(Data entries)
•••

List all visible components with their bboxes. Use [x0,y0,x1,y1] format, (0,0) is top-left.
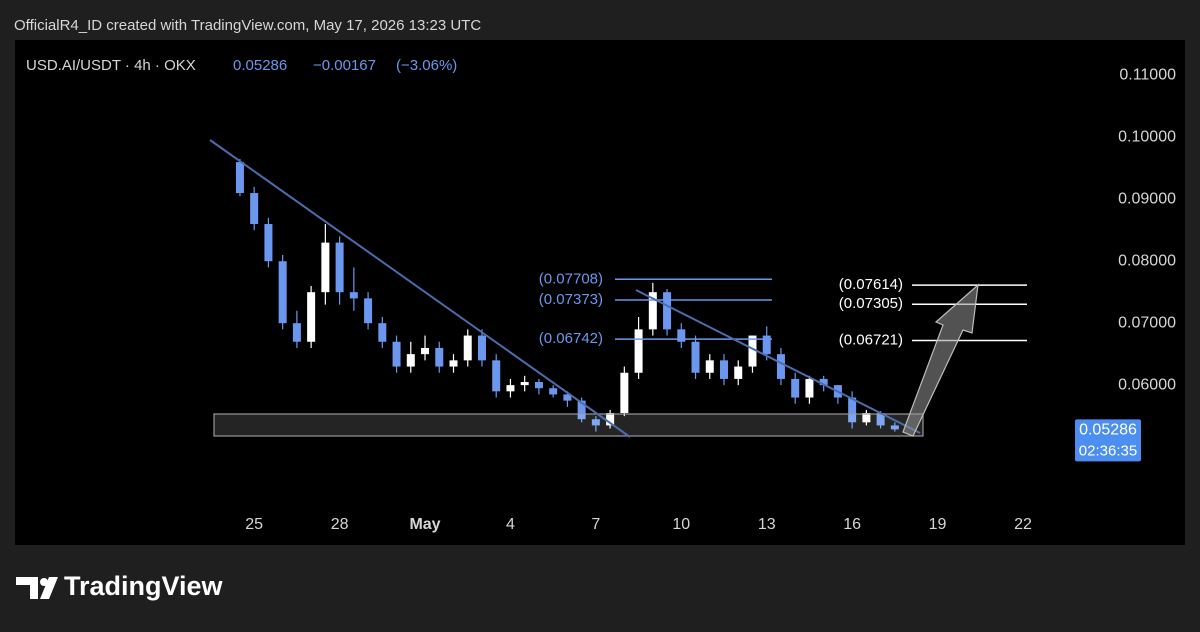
price-level-label: (0.06742) [539,330,603,347]
x-tick-label: May [409,516,440,533]
candle-body [278,261,287,324]
trend-line [635,289,921,434]
brand-logo: TradingView [16,571,224,601]
candle-body [776,354,785,379]
x-tick-label: 25 [245,516,263,533]
symbol: USD.AI/USDT · 4h · OKX [26,57,196,74]
candle-body [691,341,700,373]
candle-body [378,323,387,342]
y-tick-label: 0.11000 [1119,67,1176,84]
candle-body [392,341,401,367]
x-tick-label: 13 [758,516,776,533]
candle-body [463,335,472,361]
candle-body [848,397,857,423]
candle-body [321,242,330,293]
x-tick-label: 19 [929,516,947,533]
candle-body [364,298,373,324]
price-badge-label: 0.05286 [1079,422,1137,439]
candle-body [563,394,572,401]
y-tick-label: 0.09000 [1118,190,1176,207]
candle-body [406,354,415,367]
price-badge [1075,419,1141,462]
last-price: 0.05286 [233,57,287,74]
candle-body [890,425,899,430]
candle-body [492,360,501,392]
candle-body [549,388,558,395]
candle-body [307,292,316,342]
y-tick-label: 0.07000 [1118,314,1176,331]
candle-body [235,162,244,194]
price-level-label: (0.07305) [839,295,903,312]
candle-body [449,360,458,367]
y-tick-label: 0.10000 [1118,129,1176,146]
x-tick-label: 7 [591,516,600,533]
x-tick-label: 16 [843,516,861,533]
y-tick-label: 0.08000 [1118,252,1176,269]
candle-body [606,413,615,426]
price-level-label: (0.07373) [539,291,603,308]
support-zone [213,413,924,437]
chart-area [15,40,1185,545]
candle-body [876,413,885,426]
x-tick-label: 22 [1014,516,1032,533]
candle-body [435,347,444,367]
change: −0.00167 [313,57,376,74]
candle-body [577,400,586,420]
candle-body [734,366,743,379]
candle-body [705,360,714,373]
caption: OfficialR4_ID created with TradingView.c… [14,17,481,34]
candle-body [748,335,757,367]
candle-body [805,378,814,398]
candle-body [648,292,657,330]
candle-body [634,329,643,373]
y-tick-label: 0.06000 [1118,376,1176,393]
candle-body [250,193,259,225]
candle-body [620,372,629,414]
candle-body [349,292,358,299]
candle-body [663,292,672,330]
candle-body [506,385,515,392]
candle-body [819,378,828,386]
price-level-label: (0.06721) [839,331,903,348]
x-tick-label: 4 [506,516,515,533]
candle-body [762,335,771,355]
candle-body [591,419,600,426]
candle-body [720,360,729,379]
candle-body [477,335,486,361]
x-tick-label: 10 [672,516,690,533]
price-level-label: (0.07708) [539,270,603,287]
candle-body [264,224,273,262]
change-percent: (−3.06%) [396,57,457,74]
x-tick-label: 28 [331,516,349,533]
candle-body [534,382,543,389]
brand: TradingView [64,571,224,601]
projection-arrow [902,283,979,437]
candle-body [862,413,871,423]
candle-body [292,323,301,342]
candle-body [520,382,529,386]
countdown: 02:36:35 [1079,442,1137,459]
candle-body [335,242,344,293]
trend-line [209,139,631,438]
price-level-label: (0.07614) [839,276,903,293]
candle-body [421,347,430,355]
candle-body [791,378,800,398]
candle-body [677,329,686,342]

•••

Gather every line from the data entries above that contains the string "change", matching uppercase and lowercase exactly.

change: −0.00167 [313,57,376,74]
change-percent: (−3.06%) [396,57,457,74]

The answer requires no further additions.